* _Written task_
Which lines include the word "euros"? Copy each of them.
--- START OF Material provided ---
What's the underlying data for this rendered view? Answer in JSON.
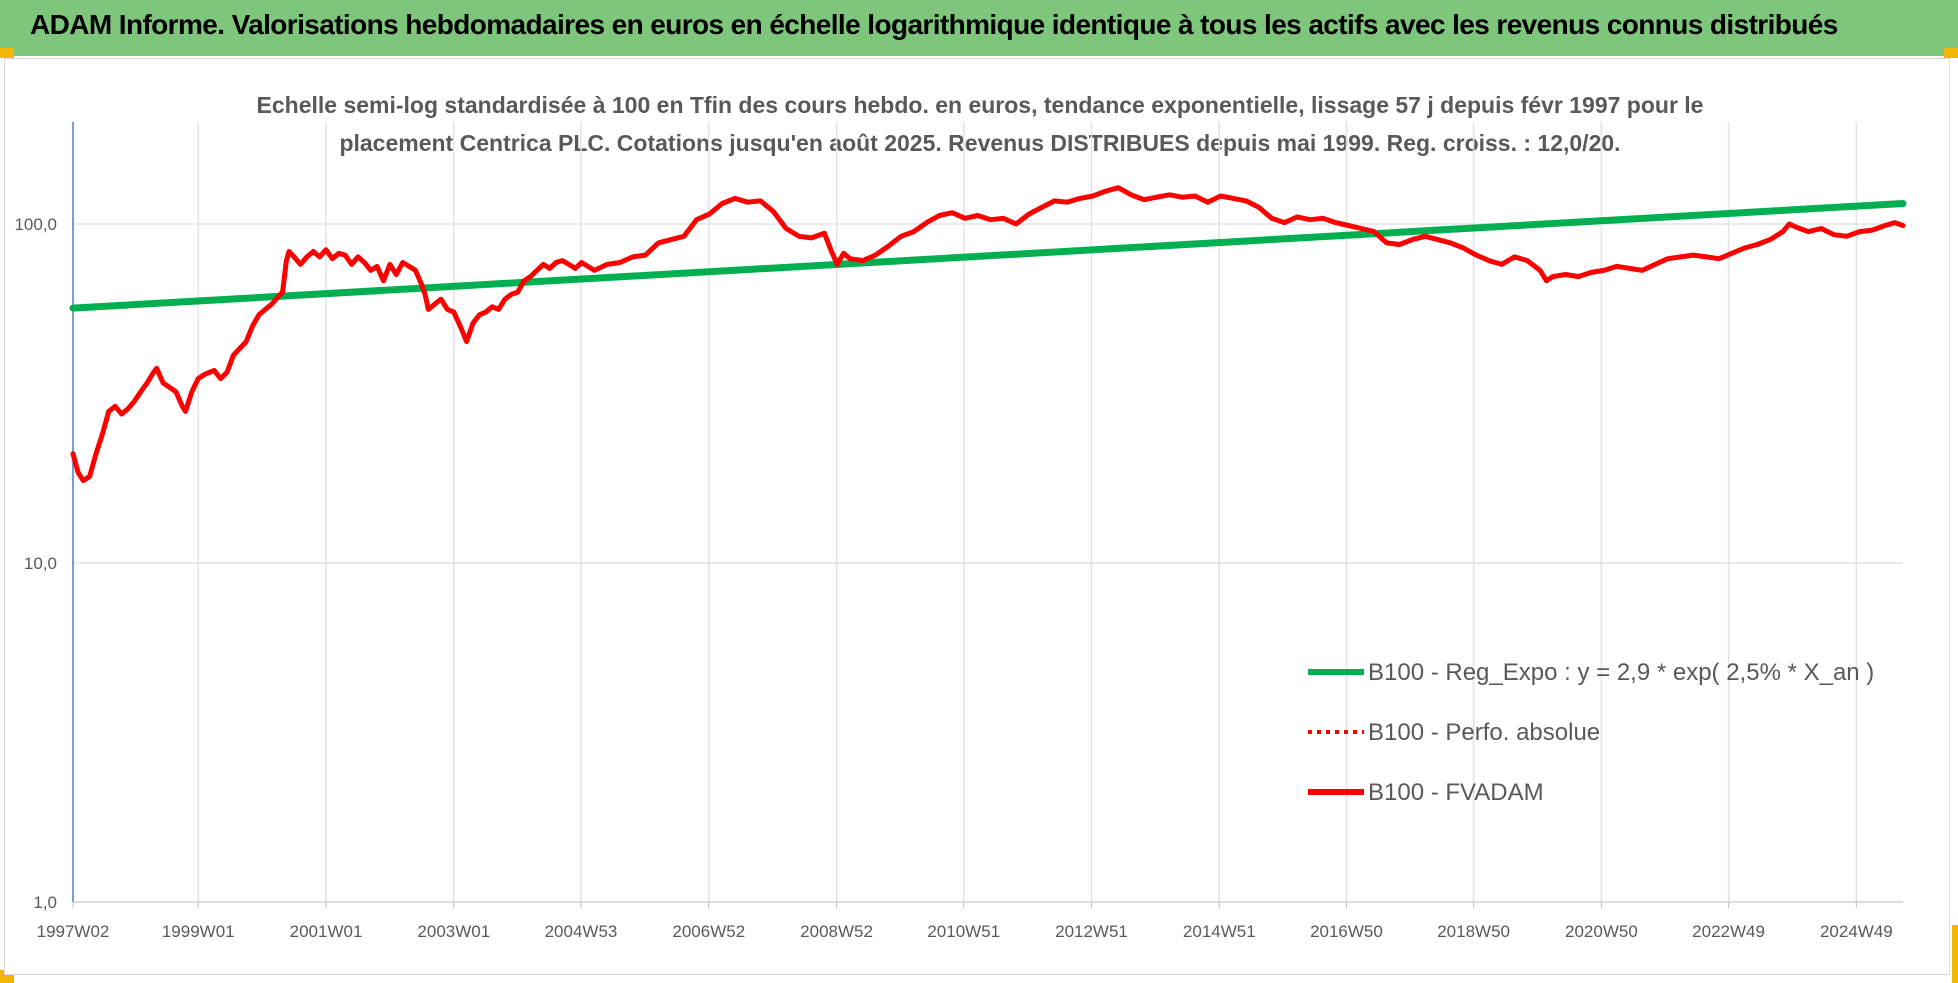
{
  "header": {
    "title": "ADAM Informe. Valorisations hebdomadaires en euros en échelle logarithmique identique à tous les actifs avec les revenus connus distribués"
  },
  "colors": {
    "banner": "#7dc67b",
    "regression": "#00b050",
    "fvadam": "#ff0000",
    "corner": "#f2b705"
  },
  "chart_data": {
    "type": "line",
    "title_lines": [
      "Echelle semi-log standardisée à 100 en Tfin des cours hebdo. en euros, tendance exponentielle, lissage 57 j depuis févr 1997 pour le",
      "placement Centrica PLC. Cotations jusqu'en août 2025. Revenus DISTRIBUES depuis mai 1999. Reg. croiss. : 12,0/20."
    ],
    "y_scale": "log",
    "ylim": [
      1,
      200
    ],
    "y_ticks": [
      {
        "value": 1,
        "label": "1,0"
      },
      {
        "value": 10,
        "label": "10,0"
      },
      {
        "value": 100,
        "label": "100,0"
      }
    ],
    "xlim": [
      1997.04,
      2025.68
    ],
    "x_ticks": [
      {
        "x": 1997.04,
        "label": "1997W02"
      },
      {
        "x": 1999.0,
        "label": "1999W01"
      },
      {
        "x": 2001.0,
        "label": "2001W01"
      },
      {
        "x": 2003.0,
        "label": "2003W01"
      },
      {
        "x": 2004.99,
        "label": "2004W53"
      },
      {
        "x": 2006.99,
        "label": "2006W52"
      },
      {
        "x": 2008.99,
        "label": "2008W52"
      },
      {
        "x": 2010.98,
        "label": "2010W51"
      },
      {
        "x": 2012.98,
        "label": "2012W51"
      },
      {
        "x": 2014.98,
        "label": "2014W51"
      },
      {
        "x": 2016.97,
        "label": "2016W50"
      },
      {
        "x": 2018.96,
        "label": "2018W50"
      },
      {
        "x": 2020.96,
        "label": "2020W50"
      },
      {
        "x": 2022.95,
        "label": "2022W49"
      },
      {
        "x": 2024.95,
        "label": "2024W49"
      }
    ],
    "grid": "vertical-and-horizontal",
    "legend_position": "bottom-right",
    "legend": [
      {
        "label": "B100 - Reg_Expo : y = 2,9 * exp( 2,5% *  X_an )",
        "style": "solid-green"
      },
      {
        "label": "B100 - Perfo. absolue",
        "style": "dotted-red"
      },
      {
        "label": "B100 - FVADAM",
        "style": "solid-red"
      }
    ],
    "series": [
      {
        "name": "B100 - Reg_Expo : y = 2,9 * exp( 2,5% *  X_an )",
        "color": "#00b050",
        "points": [
          [
            1997.04,
            56.5
          ],
          [
            2025.68,
            115.0
          ]
        ]
      },
      {
        "name": "B100 - FVADAM",
        "color": "#ff0000",
        "points": [
          [
            1997.04,
            21.0
          ],
          [
            1997.12,
            18.5
          ],
          [
            1997.2,
            17.5
          ],
          [
            1997.3,
            18.0
          ],
          [
            1997.4,
            21.0
          ],
          [
            1997.5,
            24.0
          ],
          [
            1997.6,
            28.0
          ],
          [
            1997.7,
            29.0
          ],
          [
            1997.8,
            27.5
          ],
          [
            1997.9,
            28.5
          ],
          [
            1998.0,
            30.0
          ],
          [
            1998.1,
            32.0
          ],
          [
            1998.2,
            34.0
          ],
          [
            1998.3,
            36.5
          ],
          [
            1998.35,
            37.5
          ],
          [
            1998.45,
            34.0
          ],
          [
            1998.55,
            33.0
          ],
          [
            1998.65,
            32.0
          ],
          [
            1998.75,
            29.0
          ],
          [
            1998.8,
            28.0
          ],
          [
            1998.9,
            32.0
          ],
          [
            1999.0,
            35.0
          ],
          [
            1999.1,
            36.0
          ],
          [
            1999.25,
            37.0
          ],
          [
            1999.35,
            35.0
          ],
          [
            1999.45,
            36.5
          ],
          [
            1999.55,
            41.0
          ],
          [
            1999.65,
            43.0
          ],
          [
            1999.75,
            45.0
          ],
          [
            1999.85,
            50.0
          ],
          [
            1999.95,
            54.0
          ],
          [
            2000.05,
            56.0
          ],
          [
            2000.15,
            58.0
          ],
          [
            2000.25,
            61.0
          ],
          [
            2000.32,
            63.0
          ],
          [
            2000.38,
            78.0
          ],
          [
            2000.42,
            83.0
          ],
          [
            2000.5,
            80.0
          ],
          [
            2000.6,
            76.0
          ],
          [
            2000.7,
            80.0
          ],
          [
            2000.8,
            83.0
          ],
          [
            2000.9,
            80.0
          ],
          [
            2001.0,
            84.0
          ],
          [
            2001.1,
            79.0
          ],
          [
            2001.2,
            82.0
          ],
          [
            2001.3,
            81.0
          ],
          [
            2001.4,
            76.0
          ],
          [
            2001.5,
            80.0
          ],
          [
            2001.6,
            77.0
          ],
          [
            2001.7,
            73.0
          ],
          [
            2001.8,
            75.0
          ],
          [
            2001.9,
            68.0
          ],
          [
            2002.0,
            76.0
          ],
          [
            2002.1,
            71.0
          ],
          [
            2002.2,
            77.0
          ],
          [
            2002.3,
            75.0
          ],
          [
            2002.4,
            73.0
          ],
          [
            2002.5,
            66.0
          ],
          [
            2002.55,
            62.0
          ],
          [
            2002.6,
            56.0
          ],
          [
            2002.7,
            58.0
          ],
          [
            2002.8,
            60.0
          ],
          [
            2002.9,
            56.0
          ],
          [
            2003.0,
            55.0
          ],
          [
            2003.1,
            50.0
          ],
          [
            2003.2,
            45.0
          ],
          [
            2003.3,
            51.0
          ],
          [
            2003.4,
            54.0
          ],
          [
            2003.5,
            55.0
          ],
          [
            2003.6,
            57.0
          ],
          [
            2003.7,
            56.0
          ],
          [
            2003.8,
            60.0
          ],
          [
            2003.9,
            62.0
          ],
          [
            2004.0,
            63.0
          ],
          [
            2004.1,
            68.0
          ],
          [
            2004.2,
            70.0
          ],
          [
            2004.3,
            73.0
          ],
          [
            2004.4,
            76.0
          ],
          [
            2004.5,
            74.0
          ],
          [
            2004.6,
            77.0
          ],
          [
            2004.7,
            78.0
          ],
          [
            2004.8,
            76.0
          ],
          [
            2004.9,
            74.0
          ],
          [
            2005.0,
            77.0
          ],
          [
            2005.2,
            73.0
          ],
          [
            2005.4,
            76.0
          ],
          [
            2005.6,
            77.0
          ],
          [
            2005.8,
            80.0
          ],
          [
            2006.0,
            81.0
          ],
          [
            2006.2,
            88.0
          ],
          [
            2006.4,
            90.0
          ],
          [
            2006.6,
            92.0
          ],
          [
            2006.8,
            103.0
          ],
          [
            2007.0,
            107.0
          ],
          [
            2007.2,
            115.0
          ],
          [
            2007.4,
            119.0
          ],
          [
            2007.6,
            116.0
          ],
          [
            2007.8,
            117.0
          ],
          [
            2008.0,
            109.0
          ],
          [
            2008.2,
            97.0
          ],
          [
            2008.4,
            92.0
          ],
          [
            2008.6,
            91.0
          ],
          [
            2008.8,
            94.0
          ],
          [
            2008.9,
            84.0
          ],
          [
            2009.0,
            76.0
          ],
          [
            2009.1,
            82.0
          ],
          [
            2009.2,
            79.0
          ],
          [
            2009.4,
            78.0
          ],
          [
            2009.6,
            81.0
          ],
          [
            2009.8,
            86.0
          ],
          [
            2010.0,
            92.0
          ],
          [
            2010.2,
            95.0
          ],
          [
            2010.4,
            101.0
          ],
          [
            2010.6,
            106.0
          ],
          [
            2010.8,
            108.0
          ],
          [
            2011.0,
            104.0
          ],
          [
            2011.2,
            106.0
          ],
          [
            2011.4,
            103.0
          ],
          [
            2011.6,
            104.0
          ],
          [
            2011.8,
            100.0
          ],
          [
            2012.0,
            107.0
          ],
          [
            2012.2,
            112.0
          ],
          [
            2012.4,
            117.0
          ],
          [
            2012.6,
            116.0
          ],
          [
            2012.8,
            119.0
          ],
          [
            2013.0,
            121.0
          ],
          [
            2013.2,
            125.0
          ],
          [
            2013.4,
            128.0
          ],
          [
            2013.6,
            122.0
          ],
          [
            2013.8,
            118.0
          ],
          [
            2014.0,
            120.0
          ],
          [
            2014.2,
            122.0
          ],
          [
            2014.4,
            120.0
          ],
          [
            2014.6,
            121.0
          ],
          [
            2014.8,
            116.0
          ],
          [
            2015.0,
            121.0
          ],
          [
            2015.2,
            119.0
          ],
          [
            2015.4,
            117.0
          ],
          [
            2015.6,
            112.0
          ],
          [
            2015.8,
            104.0
          ],
          [
            2016.0,
            101.0
          ],
          [
            2016.2,
            105.0
          ],
          [
            2016.4,
            103.0
          ],
          [
            2016.6,
            104.0
          ],
          [
            2016.8,
            101.0
          ],
          [
            2017.0,
            99.0
          ],
          [
            2017.2,
            97.0
          ],
          [
            2017.4,
            95.0
          ],
          [
            2017.6,
            88.0
          ],
          [
            2017.8,
            87.0
          ],
          [
            2018.0,
            90.0
          ],
          [
            2018.2,
            92.0
          ],
          [
            2018.4,
            90.0
          ],
          [
            2018.6,
            88.0
          ],
          [
            2018.8,
            85.0
          ],
          [
            2019.0,
            81.0
          ],
          [
            2019.2,
            78.0
          ],
          [
            2019.4,
            76.0
          ],
          [
            2019.6,
            80.0
          ],
          [
            2019.8,
            78.0
          ],
          [
            2020.0,
            73.0
          ],
          [
            2020.1,
            68.0
          ],
          [
            2020.2,
            70.0
          ],
          [
            2020.4,
            71.0
          ],
          [
            2020.6,
            70.0
          ],
          [
            2020.8,
            72.0
          ],
          [
            2021.0,
            73.0
          ],
          [
            2021.2,
            75.0
          ],
          [
            2021.4,
            74.0
          ],
          [
            2021.6,
            73.0
          ],
          [
            2021.8,
            76.0
          ],
          [
            2022.0,
            79.0
          ],
          [
            2022.2,
            80.0
          ],
          [
            2022.4,
            81.0
          ],
          [
            2022.6,
            80.0
          ],
          [
            2022.8,
            79.0
          ],
          [
            2023.0,
            82.0
          ],
          [
            2023.2,
            85.0
          ],
          [
            2023.4,
            87.0
          ],
          [
            2023.6,
            90.0
          ],
          [
            2023.8,
            95.0
          ],
          [
            2023.9,
            100.0
          ],
          [
            2024.0,
            98.0
          ],
          [
            2024.2,
            95.0
          ],
          [
            2024.4,
            97.0
          ],
          [
            2024.6,
            93.0
          ],
          [
            2024.8,
            92.0
          ],
          [
            2025.0,
            95.0
          ],
          [
            2025.2,
            96.0
          ],
          [
            2025.4,
            99.0
          ],
          [
            2025.55,
            101.0
          ],
          [
            2025.68,
            99.0
          ]
        ]
      }
    ]
  }
}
--- END OF Material provided ---
* _Exercise response_
    "title": "ADAM Informe. Valorisations hebdomadaires en euros en échelle logarithmique identique à tous les actifs avec les revenus connus distribués"
      "Echelle semi-log standardisée à 100 en Tfin des cours hebdo. en euros, tendance exponentielle, lissage 57 j depuis févr 1997 pour le",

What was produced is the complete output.